[begin Page text]

International observers who find the US presidential primary system incomprehensible can take solace in the fact that Americans do not understand it either. It has grown up by accretion and accident over generations, into a system of customs and institutions more akin to the Holy Roman Empire than to the crisp formalism of the American Constitution. This essay will seek to shine some small light into the mysteries of the presidential primary system.

  

The Constitution itself has not a word to say about presidential nominations – any more than it does about political parties. Its framers never imagined parties and disapproved of the very idea, which did not keep some of them from becoming party leaders within a few years of its enactment. Presidential candidates were initially chosen by the respective parties' members of Congress.  This soon gave way to national party conventions at which delegates, themselves chosen by state or local party organizations, gathered to choose a nominee. Officially this was done by balloting on the convention floor – in practice often by backroom deals, adding horse-trading and smoke-filled rooms to the American political lexicon. The convention system lasted for more than a hundred years, and the Democratic and Republican parties still hold elaborately staged conventions as televised coronation extravaganzas.

  

In the early 20th century, agitation for a more democratic nomination procedure led some states to replace state-level conventions with primary elections. For decades only a handful of states held primaries, choosing only a small minority of the delegates. Primaries were important chiefly as tests of voter sentiment, which convention horse-traders could weigh alongside other factors. Tiny New Hampshire happened to hold its primary first, making its results especially interesting to party leaders, the press, and candidates who could tout a win there as proof of popularity.

[end Page text]
[begin Material]

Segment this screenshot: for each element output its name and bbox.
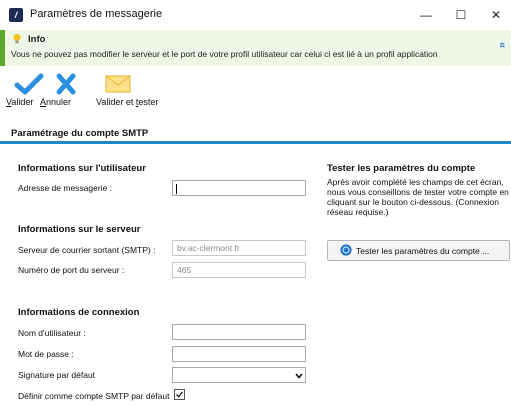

[end Material]

- [Given problem 1]: In the essay on the US presidential primary system, who chose presidential candidates at first?
- [Given problem 2]: Continue the essay on the US presidential primary system from where it stops.
The listing comes from a different source than the essay on the US presidential primary system.

- [Exercise response 1]: The respective parties' members of Congress chose them.

- [Exercise response 2]:
  

By the 1960s and 1970s many more states changed over to primaries, until a majority of convention delegates were chosen that way. The date of each state's primary, however, remained – and still remains – primarily a matter of state law. Individual primaries were held throughout the spring and summer, with a state or handful of states holding primaries almost every week.

  

Primary elections rarely involve great differences of principle, and adherents of candidates who fare poorly in the early rounds readily shift their support to other candidates. By the 1970s the primary season thus became rather like World Cup competition – each successive round eliminating weaker candidates until one emerged as dominant in each party, leaving nothing for the conventions to decide. New Hampshire, as home of the season's first primary – a status written into state law, and tolerated by the national parties – became more important than ever. On the one hand it eliminated the weakest candidates. On the other hand, relatively little-known candidates could catapult themselves into prominence by doing well there, and instantly establish themselves as serious competitors.

   

Jimmy Carter introduced a further twist in 1976. Iowa does not have a primary, but rather a caucus system, relic of an earlier era. Party activists gather at local meetings – some held in private homes - to choose delegates to county conventions, which in turn chose delegates to a state convention, where Iowa's national convention delegates are finally chosen. Carter campaigned in Iowa as though its caucuses were a primary election, and when he placed ahead of his rivals in an informal straw poll of caucusgoers he trumpeted the results as an election victory. Carter went on to the White House, and the Iowa caucuses joined the New Hampshire primary as the first tests of how prospective nominees fared with party voters.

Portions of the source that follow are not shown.